Excerpt from a dataset

● ● ●

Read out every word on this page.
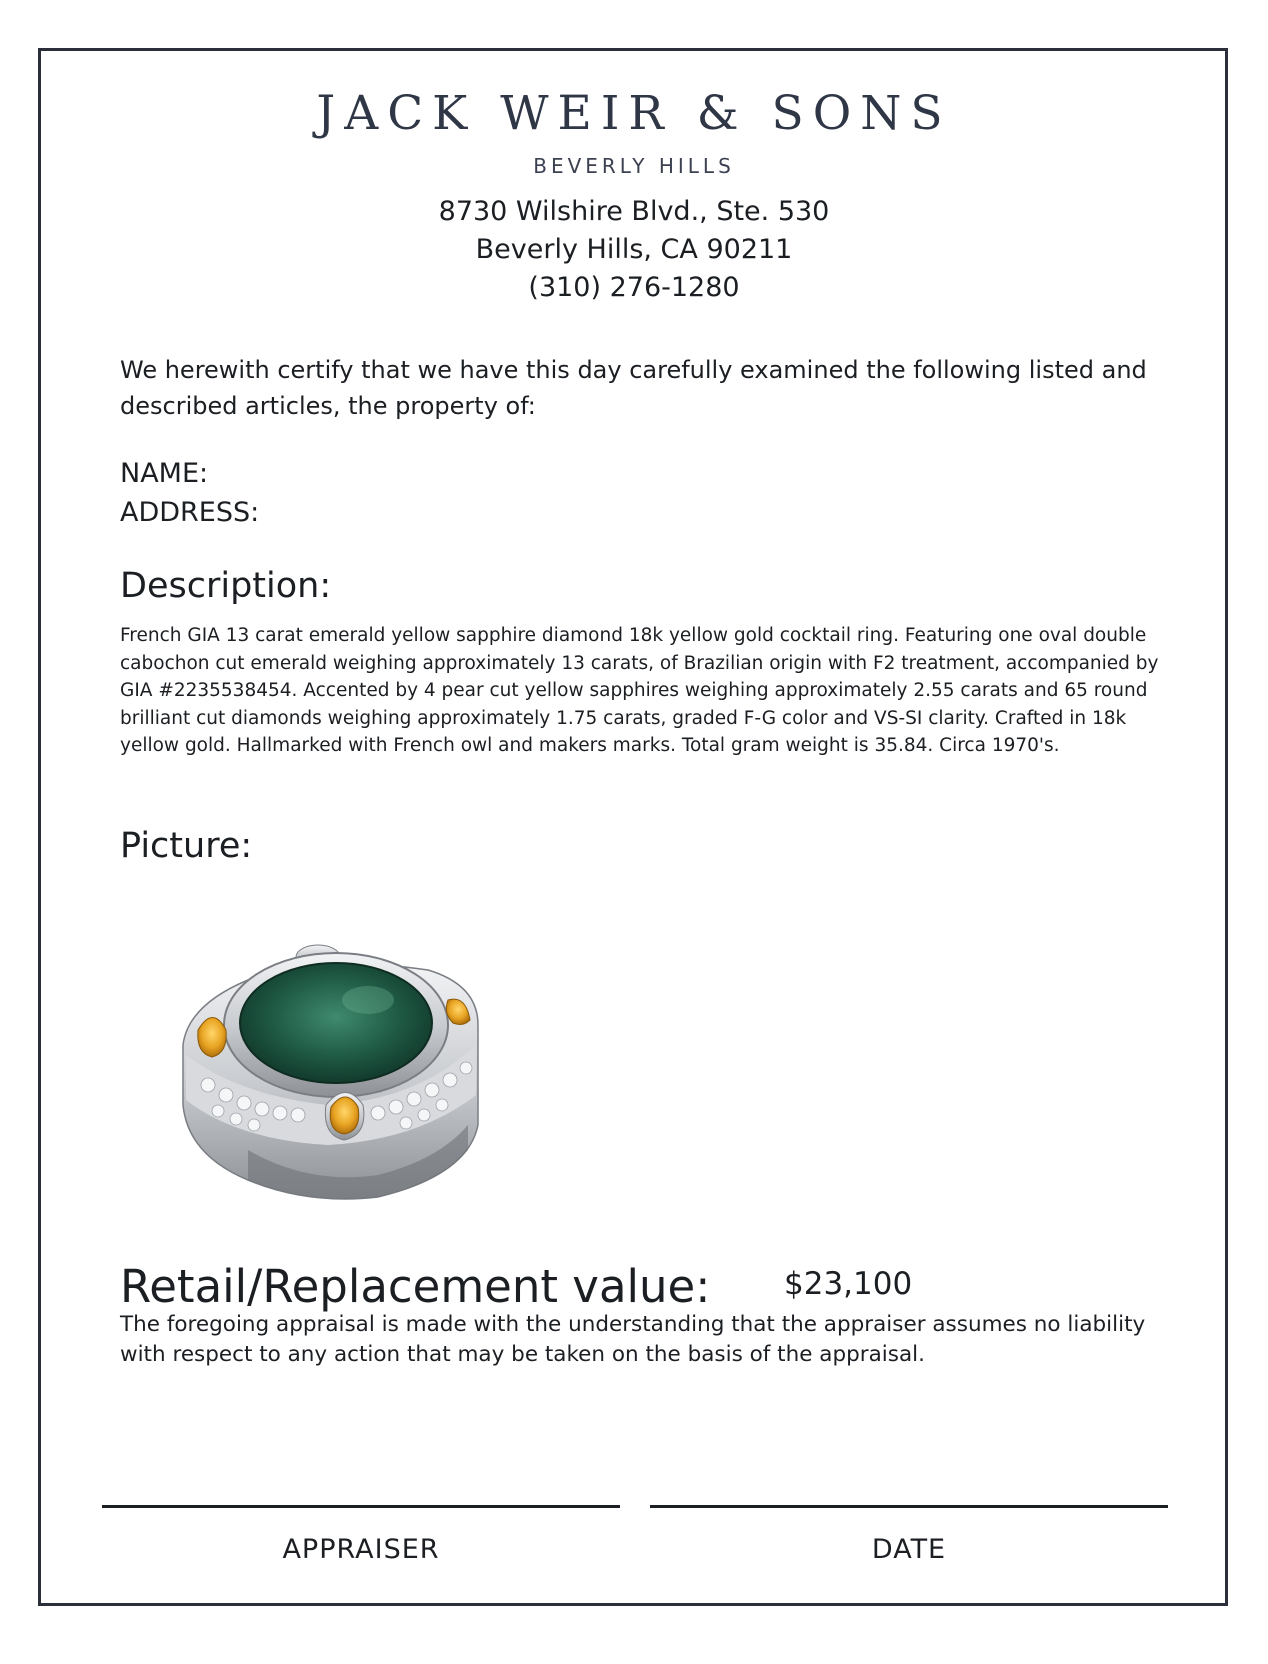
JACK WEIR & SONS
BEVERLY HILLS
8730 Wilshire Blvd., Ste. 530
Beverly Hills, CA 90211
(310) 276-1280
We herewith certify that we have this day carefully examined the following listed and described articles, the property of:
NAME:
ADDRESS:
Description:
French GIA 13 carat emerald yellow sapphire diamond 18k yellow gold cocktail ring. Featuring one oval double cabochon cut emerald weighing approximately 13 carats, of Brazilian origin with F2 treatment, accompanied by GIA #2235538454. Accented by 4 pear cut yellow sapphires weighing approximately 2.55 carats and 65 round brilliant cut diamonds weighing approximately 1.75 carats, graded F-G color and VS-SI clarity. Crafted in 18k yellow gold. Hallmarked with French owl and makers marks. Total gram weight is 35.84. Circa 1970's.
Picture:
Retail/Replacement value: $23,100
The foregoing appraisal is made with the understanding that the appraiser assumes no liability with respect to any action that may be taken on the basis of the appraisal.
APPRAISER	DATE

● ● ●

→ **TO BE DONE**: From the data above, pick out each line containing "that" and copy it.

→ **RESULT**:
We herewith certify that we have this day carefully examined the following listed and described articles, the property of:
The foregoing appraisal is made with the understanding that the appraiser assumes no liability with respect to any action that may be taken on the basis of the appraisal.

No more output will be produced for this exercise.